Prompt — Look through the records and report how many lines include the word "structured", with no other words.

Given information —
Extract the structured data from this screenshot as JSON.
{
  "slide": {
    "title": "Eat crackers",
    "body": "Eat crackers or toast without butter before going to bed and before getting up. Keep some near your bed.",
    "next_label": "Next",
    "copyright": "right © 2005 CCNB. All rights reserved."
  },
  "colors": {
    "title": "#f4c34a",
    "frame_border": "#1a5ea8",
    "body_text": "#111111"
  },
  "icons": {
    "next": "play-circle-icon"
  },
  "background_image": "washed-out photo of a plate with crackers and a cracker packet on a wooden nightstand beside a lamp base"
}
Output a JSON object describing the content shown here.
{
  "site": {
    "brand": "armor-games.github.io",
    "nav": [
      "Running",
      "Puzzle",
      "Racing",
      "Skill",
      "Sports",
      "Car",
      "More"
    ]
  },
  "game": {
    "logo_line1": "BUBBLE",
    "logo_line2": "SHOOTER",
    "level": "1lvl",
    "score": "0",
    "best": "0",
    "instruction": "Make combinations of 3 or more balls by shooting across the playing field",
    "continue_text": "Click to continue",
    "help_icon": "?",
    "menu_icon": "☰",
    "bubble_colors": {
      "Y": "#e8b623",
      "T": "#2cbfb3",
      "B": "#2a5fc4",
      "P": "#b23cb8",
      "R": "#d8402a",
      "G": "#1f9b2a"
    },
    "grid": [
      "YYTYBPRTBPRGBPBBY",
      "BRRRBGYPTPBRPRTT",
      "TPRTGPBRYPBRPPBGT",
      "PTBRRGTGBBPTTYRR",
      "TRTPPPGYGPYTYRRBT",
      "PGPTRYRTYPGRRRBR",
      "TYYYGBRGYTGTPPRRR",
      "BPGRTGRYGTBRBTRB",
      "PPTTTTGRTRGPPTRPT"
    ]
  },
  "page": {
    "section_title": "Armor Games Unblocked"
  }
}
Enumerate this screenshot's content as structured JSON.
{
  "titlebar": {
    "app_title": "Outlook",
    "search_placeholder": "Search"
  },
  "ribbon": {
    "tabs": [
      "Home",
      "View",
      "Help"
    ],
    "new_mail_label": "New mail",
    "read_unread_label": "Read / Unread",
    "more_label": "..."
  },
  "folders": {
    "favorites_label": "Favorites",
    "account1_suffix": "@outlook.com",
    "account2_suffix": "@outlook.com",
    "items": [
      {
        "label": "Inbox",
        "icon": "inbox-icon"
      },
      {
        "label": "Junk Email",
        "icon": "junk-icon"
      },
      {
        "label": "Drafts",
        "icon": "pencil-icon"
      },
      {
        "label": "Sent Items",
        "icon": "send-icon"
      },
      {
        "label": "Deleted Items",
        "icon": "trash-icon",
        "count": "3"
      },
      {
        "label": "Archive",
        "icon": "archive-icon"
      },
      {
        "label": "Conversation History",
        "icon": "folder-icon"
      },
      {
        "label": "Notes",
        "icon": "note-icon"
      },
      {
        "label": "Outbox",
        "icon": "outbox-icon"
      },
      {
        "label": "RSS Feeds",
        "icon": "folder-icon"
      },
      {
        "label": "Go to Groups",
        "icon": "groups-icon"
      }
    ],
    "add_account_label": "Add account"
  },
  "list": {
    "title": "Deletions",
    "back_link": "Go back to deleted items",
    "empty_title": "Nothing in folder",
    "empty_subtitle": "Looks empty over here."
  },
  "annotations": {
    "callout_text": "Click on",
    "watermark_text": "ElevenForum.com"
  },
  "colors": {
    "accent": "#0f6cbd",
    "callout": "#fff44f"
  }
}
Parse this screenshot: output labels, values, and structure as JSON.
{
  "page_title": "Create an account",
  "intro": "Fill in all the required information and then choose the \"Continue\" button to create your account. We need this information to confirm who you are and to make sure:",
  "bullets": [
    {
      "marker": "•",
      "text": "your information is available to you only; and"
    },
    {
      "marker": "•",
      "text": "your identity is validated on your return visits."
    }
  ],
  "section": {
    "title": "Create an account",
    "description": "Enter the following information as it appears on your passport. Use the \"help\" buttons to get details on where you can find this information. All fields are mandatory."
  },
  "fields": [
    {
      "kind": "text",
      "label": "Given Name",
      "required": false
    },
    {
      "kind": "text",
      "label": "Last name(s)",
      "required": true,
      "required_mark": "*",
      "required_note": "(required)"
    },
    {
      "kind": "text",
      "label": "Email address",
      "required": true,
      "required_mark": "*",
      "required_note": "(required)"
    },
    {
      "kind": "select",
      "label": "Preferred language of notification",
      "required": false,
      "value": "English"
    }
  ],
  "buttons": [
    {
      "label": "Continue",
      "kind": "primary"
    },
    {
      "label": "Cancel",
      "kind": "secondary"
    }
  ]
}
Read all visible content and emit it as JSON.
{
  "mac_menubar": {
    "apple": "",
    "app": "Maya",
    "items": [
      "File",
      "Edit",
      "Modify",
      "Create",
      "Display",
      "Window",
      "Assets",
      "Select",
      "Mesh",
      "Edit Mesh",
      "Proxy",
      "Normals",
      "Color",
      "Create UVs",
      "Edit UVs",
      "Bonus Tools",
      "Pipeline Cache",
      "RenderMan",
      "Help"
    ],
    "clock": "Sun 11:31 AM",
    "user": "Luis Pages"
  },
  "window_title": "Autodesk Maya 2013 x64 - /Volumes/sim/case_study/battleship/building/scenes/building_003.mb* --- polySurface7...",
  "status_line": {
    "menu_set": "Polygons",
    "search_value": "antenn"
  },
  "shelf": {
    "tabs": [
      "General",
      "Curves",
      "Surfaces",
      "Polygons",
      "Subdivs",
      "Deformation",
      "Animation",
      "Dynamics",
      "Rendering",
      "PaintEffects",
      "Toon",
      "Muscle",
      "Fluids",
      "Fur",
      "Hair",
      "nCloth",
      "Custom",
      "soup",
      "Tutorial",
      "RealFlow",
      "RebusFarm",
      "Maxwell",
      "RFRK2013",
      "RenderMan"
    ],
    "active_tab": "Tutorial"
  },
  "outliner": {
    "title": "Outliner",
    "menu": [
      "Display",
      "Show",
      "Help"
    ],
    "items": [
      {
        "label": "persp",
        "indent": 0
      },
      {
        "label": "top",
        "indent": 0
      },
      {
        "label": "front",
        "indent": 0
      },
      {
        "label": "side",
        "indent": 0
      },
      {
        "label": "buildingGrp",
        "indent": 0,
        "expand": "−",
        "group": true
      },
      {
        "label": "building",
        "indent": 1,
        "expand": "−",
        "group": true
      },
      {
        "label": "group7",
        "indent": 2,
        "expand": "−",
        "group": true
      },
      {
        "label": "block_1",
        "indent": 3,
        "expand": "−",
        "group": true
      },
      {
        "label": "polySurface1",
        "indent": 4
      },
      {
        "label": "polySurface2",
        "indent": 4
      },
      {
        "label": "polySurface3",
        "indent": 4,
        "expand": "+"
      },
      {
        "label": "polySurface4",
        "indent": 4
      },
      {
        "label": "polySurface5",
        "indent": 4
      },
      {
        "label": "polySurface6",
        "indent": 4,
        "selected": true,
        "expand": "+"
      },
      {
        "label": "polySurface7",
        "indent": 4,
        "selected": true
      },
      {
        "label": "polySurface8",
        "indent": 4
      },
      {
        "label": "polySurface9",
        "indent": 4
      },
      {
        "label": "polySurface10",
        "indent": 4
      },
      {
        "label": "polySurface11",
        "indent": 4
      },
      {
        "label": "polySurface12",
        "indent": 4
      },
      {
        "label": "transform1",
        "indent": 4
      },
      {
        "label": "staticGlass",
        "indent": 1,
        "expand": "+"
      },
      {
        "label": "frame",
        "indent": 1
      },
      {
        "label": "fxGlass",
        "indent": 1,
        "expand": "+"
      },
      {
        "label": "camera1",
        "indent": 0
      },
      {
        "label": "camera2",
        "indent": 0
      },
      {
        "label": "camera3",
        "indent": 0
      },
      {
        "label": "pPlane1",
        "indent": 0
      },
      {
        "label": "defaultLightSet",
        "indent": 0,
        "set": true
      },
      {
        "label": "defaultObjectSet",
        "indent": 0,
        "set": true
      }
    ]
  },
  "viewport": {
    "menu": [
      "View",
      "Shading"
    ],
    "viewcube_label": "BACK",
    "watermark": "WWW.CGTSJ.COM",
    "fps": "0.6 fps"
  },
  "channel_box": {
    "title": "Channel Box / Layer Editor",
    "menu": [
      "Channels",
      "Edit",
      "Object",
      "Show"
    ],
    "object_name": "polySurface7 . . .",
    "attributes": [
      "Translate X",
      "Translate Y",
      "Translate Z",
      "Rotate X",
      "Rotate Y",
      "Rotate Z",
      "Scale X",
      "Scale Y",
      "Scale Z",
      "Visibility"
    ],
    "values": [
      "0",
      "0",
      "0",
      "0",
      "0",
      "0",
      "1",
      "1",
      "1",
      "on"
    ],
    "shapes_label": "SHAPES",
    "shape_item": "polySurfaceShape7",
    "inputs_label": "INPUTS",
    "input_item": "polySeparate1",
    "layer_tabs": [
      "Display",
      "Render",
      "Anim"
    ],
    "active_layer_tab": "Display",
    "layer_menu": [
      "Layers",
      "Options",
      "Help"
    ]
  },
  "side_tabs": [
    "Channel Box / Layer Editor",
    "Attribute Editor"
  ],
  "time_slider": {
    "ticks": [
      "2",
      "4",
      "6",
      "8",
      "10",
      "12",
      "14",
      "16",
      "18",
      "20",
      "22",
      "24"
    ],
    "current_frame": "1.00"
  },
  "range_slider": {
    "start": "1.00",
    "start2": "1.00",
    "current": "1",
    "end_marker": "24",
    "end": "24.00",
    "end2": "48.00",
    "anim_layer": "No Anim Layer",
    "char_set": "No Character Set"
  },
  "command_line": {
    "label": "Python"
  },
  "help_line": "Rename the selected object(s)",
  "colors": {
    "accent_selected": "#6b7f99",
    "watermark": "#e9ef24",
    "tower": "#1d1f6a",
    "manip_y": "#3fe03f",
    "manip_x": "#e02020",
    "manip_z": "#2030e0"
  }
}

Written answer — 2